Stored data:
++++++++++++++++++++

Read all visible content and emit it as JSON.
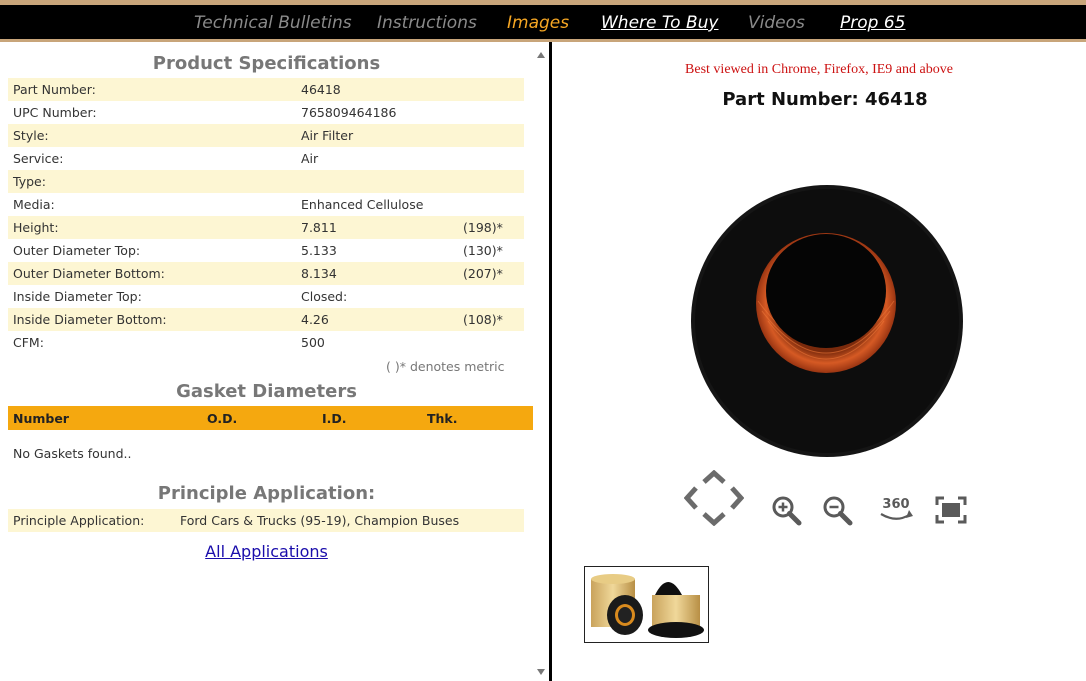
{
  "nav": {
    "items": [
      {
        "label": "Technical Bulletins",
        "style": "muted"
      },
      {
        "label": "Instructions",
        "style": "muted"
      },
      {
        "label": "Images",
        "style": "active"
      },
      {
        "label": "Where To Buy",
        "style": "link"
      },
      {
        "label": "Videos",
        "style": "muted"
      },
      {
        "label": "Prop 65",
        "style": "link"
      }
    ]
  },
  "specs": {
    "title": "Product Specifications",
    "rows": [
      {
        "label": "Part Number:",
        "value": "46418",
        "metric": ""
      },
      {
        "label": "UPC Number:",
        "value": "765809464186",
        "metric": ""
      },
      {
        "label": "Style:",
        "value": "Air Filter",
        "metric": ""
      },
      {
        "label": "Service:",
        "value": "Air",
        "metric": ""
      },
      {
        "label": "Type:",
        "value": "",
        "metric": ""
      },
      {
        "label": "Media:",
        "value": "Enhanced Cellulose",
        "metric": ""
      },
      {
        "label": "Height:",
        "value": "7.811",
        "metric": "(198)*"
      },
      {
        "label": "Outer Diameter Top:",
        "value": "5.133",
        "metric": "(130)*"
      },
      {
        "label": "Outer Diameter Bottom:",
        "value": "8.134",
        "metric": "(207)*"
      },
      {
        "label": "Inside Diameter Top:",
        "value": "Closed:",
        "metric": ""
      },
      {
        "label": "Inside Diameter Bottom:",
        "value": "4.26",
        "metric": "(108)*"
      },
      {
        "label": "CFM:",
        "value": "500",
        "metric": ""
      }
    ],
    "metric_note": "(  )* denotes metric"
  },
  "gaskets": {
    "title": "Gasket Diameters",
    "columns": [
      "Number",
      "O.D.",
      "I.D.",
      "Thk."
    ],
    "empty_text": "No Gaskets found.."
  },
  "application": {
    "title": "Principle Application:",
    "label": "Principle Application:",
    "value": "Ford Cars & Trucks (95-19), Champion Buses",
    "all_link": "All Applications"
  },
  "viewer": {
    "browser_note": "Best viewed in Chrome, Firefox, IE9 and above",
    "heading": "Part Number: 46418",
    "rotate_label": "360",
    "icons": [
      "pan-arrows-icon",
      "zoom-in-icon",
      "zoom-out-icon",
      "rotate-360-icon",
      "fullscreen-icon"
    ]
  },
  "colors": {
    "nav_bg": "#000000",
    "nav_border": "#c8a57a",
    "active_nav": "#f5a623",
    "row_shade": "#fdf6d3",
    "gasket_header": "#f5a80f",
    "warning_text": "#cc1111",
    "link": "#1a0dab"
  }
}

++++++++++++++++++++

* Stated task
Look through the entries above and list every line containing "Number".

* Full solution
        "label": "Part Number:",
        "label": "UPC Number:",
      "Number",
    "heading": "Part Number: 46418",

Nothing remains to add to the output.